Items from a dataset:
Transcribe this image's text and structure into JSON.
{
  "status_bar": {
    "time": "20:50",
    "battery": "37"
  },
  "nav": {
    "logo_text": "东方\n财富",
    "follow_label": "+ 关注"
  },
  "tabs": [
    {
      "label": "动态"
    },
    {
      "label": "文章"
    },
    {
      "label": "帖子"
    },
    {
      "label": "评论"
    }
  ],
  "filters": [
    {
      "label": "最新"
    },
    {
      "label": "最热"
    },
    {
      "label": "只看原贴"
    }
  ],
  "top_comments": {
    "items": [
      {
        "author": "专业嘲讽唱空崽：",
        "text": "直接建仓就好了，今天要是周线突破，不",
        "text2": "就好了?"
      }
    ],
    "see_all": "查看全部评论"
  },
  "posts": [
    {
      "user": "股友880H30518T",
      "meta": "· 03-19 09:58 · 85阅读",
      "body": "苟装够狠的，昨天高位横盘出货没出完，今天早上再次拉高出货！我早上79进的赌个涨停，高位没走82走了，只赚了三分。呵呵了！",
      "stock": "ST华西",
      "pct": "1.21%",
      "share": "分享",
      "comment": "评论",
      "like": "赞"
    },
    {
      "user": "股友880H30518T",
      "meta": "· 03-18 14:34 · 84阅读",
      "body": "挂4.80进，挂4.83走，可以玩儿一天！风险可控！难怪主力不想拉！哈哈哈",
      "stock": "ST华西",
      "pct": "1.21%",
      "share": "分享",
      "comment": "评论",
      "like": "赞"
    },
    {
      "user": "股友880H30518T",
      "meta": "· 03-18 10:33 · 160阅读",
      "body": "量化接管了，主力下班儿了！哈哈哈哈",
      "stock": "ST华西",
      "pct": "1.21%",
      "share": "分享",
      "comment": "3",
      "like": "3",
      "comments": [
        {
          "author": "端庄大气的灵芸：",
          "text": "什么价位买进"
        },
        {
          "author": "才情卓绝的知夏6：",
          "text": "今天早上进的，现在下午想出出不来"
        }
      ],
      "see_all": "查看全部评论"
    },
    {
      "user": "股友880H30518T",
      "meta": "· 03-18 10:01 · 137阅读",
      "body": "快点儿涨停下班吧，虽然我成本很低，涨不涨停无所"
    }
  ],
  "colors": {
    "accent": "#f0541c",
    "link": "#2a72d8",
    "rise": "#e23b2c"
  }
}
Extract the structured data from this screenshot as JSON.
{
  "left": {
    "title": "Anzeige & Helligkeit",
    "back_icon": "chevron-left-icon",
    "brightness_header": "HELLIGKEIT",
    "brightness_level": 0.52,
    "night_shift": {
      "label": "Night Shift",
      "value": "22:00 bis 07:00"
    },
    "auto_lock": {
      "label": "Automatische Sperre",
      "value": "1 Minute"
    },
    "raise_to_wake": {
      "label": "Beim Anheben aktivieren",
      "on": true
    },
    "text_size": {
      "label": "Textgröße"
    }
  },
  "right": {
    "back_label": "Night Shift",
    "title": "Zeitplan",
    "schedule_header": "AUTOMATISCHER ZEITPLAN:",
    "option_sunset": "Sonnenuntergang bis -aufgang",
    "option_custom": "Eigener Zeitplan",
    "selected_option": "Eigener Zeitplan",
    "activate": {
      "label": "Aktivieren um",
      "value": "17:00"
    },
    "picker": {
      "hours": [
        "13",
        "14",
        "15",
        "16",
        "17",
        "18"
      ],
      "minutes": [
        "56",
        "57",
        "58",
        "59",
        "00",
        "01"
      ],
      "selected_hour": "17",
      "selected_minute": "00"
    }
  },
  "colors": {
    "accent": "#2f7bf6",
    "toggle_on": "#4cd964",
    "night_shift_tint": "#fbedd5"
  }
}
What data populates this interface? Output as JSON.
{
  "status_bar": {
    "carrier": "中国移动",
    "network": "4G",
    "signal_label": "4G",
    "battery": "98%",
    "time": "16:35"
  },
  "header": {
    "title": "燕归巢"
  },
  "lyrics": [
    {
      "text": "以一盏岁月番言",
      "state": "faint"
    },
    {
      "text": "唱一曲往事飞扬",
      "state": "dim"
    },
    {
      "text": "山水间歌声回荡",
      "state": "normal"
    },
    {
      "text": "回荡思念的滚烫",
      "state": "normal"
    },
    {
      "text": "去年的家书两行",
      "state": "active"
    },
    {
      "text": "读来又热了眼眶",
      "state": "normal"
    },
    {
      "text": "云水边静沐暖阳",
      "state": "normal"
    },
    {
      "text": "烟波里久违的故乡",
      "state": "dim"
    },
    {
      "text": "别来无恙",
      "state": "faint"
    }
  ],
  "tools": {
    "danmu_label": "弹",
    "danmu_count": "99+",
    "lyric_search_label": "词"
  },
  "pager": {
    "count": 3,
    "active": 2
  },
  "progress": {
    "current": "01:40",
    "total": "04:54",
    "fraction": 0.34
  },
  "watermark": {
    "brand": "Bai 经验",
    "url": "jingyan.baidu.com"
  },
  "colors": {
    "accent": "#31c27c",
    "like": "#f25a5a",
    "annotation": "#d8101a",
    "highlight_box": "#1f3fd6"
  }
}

- _Short problem_: Return every entry exactly as given.

- _Task answer_:
Transcribe this image's text and structure into JSON.
{
  "status_bar": {
    "time": "20:50",
    "battery": "37"
  },
  "nav": {
    "logo_text": "东方\n财富",
    "follow_label": "+ 关注"
  },
  "tabs": [
    {
      "label": "动态"
    },
    {
      "label": "文章"
    },
    {
      "label": "帖子"
    },
    {
      "label": "评论"
    }
  ],
  "filters": [
    {
      "label": "最新"
    },
    {
      "label": "最热"
    },
    {
      "label": "只看原贴"
    }
  ],
  "top_comments": {
    "items": [
      {
        "author": "专业嘲讽唱空崽：",
        "text": "直接建仓就好了，今天要是周线突破，不",
        "text2": "就好了?"
      }
    ],
    "see_all": "查看全部评论"
  },
  "posts": [
    {
      "user": "股友880H30518T",
      "meta": "· 03-19 09:58 · 85阅读",
      "body": "苟装够狠的，昨天高位横盘出货没出完，今天早上再次拉高出货！我早上79进的赌个涨停，高位没走82走了，只赚了三分。呵呵了！",
      "stock": "ST华西",
      "pct": "1.21%",
      "share": "分享",
      "comment": "评论",
      "like": "赞"
    },
    {
      "user": "股友880H30518T",
      "meta": "· 03-18 14:34 · 84阅读",
      "body": "挂4.80进，挂4.83走，可以玩儿一天！风险可控！难怪主力不想拉！哈哈哈",
      "stock": "ST华西",
      "pct": "1.21%",
      "share": "分享",
      "comment": "评论",
      "like": "赞"
    },
    {
      "user": "股友880H30518T",
      "meta": "· 03-18 10:33 · 160阅读",
      "body": "量化接管了，主力下班儿了！哈哈哈哈",
      "stock": "ST华西",
      "pct": "1.21%",
      "share": "分享",
      "comment": "3",
      "like": "3",
      "comments": [
        {
          "author": "端庄大气的灵芸：",
          "text": "什么价位买进"
        },
        {
          "author": "才情卓绝的知夏6：",
          "text": "今天早上进的，现在下午想出出不来"
        }
      ],
      "see_all": "查看全部评论"
    },
    {
      "user": "股友880H30518T",
      "meta": "· 03-18 10:01 · 137阅读",
      "body": "快点儿涨停下班吧，虽然我成本很低，涨不涨停无所"
    }
  ],
  "colors": {
    "accent": "#f0541c",
    "link": "#2a72d8",
    "rise": "#e23b2c"
  }
}
Extract the structured data from this screenshot as JSON.
{
  "left": {
    "title": "Anzeige & Helligkeit",
    "back_icon": "chevron-left-icon",
    "brightness_header": "HELLIGKEIT",
    "brightness_level": 0.52,
    "night_shift": {
      "label": "Night Shift",
      "value": "22:00 bis 07:00"
    },
    "auto_lock": {
      "label": "Automatische Sperre",
      "value": "1 Minute"
    },
    "raise_to_wake": {
      "label": "Beim Anheben aktivieren",
      "on": true
    },
    "text_size": {
      "label": "Textgröße"
    }
  },
  "right": {
    "back_label": "Night Shift",
    "title": "Zeitplan",
    "schedule_header": "AUTOMATISCHER ZEITPLAN:",
    "option_sunset": "Sonnenuntergang bis -aufgang",
    "option_custom": "Eigener Zeitplan",
    "selected_option": "Eigener Zeitplan",
    "activate": {
      "label": "Aktivieren um",
      "value": "17:00"
    },
    "picker": {
      "hours": [
        "13",
        "14",
        "15",
        "16",
        "17",
        "18"
      ],
      "minutes": [
        "56",
        "57",
        "58",
        "59",
        "00",
        "01"
      ],
      "selected_hour": "17",
      "selected_minute": "00"
    }
  },
  "colors": {
    "accent": "#2f7bf6",
    "toggle_on": "#4cd964",
    "night_shift_tint": "#fbedd5"
  }
}
What data populates this interface? Output as JSON.
{
  "status_bar": {
    "carrier": "中国移动",
    "network": "4G",
    "signal_label": "4G",
    "battery": "98%",
    "time": "16:35"
  },
  "header": {
    "title": "燕归巢"
  },
  "lyrics": [
    {
      "text": "以一盏岁月番言",
      "state": "faint"
    },
    {
      "text": "唱一曲往事飞扬",
      "state": "dim"
    },
    {
      "text": "山水间歌声回荡",
      "state": "normal"
    },
    {
      "text": "回荡思念的滚烫",
      "state": "normal"
    },
    {
      "text": "去年的家书两行",
      "state": "active"
    },
    {
      "text": "读来又热了眼眶",
      "state": "normal"
    },
    {
      "text": "云水边静沐暖阳",
      "state": "normal"
    },
    {
      "text": "烟波里久违的故乡",
      "state": "dim"
    },
    {
      "text": "别来无恙",
      "state": "faint"
    }
  ],
  "tools": {
    "danmu_label": "弹",
    "danmu_count": "99+",
    "lyric_search_label": "词"
  },
  "pager": {
    "count": 3,
    "active": 2
  },
  "progress": {
    "current": "01:40",
    "total": "04:54",
    "fraction": 0.34
  },
  "watermark": {
    "brand": "Bai 经验",
    "url": "jingyan.baidu.com"
  },
  "colors": {
    "accent": "#31c27c",
    "like": "#f25a5a",
    "annotation": "#d8101a",
    "highlight_box": "#1f3fd6"
  }
}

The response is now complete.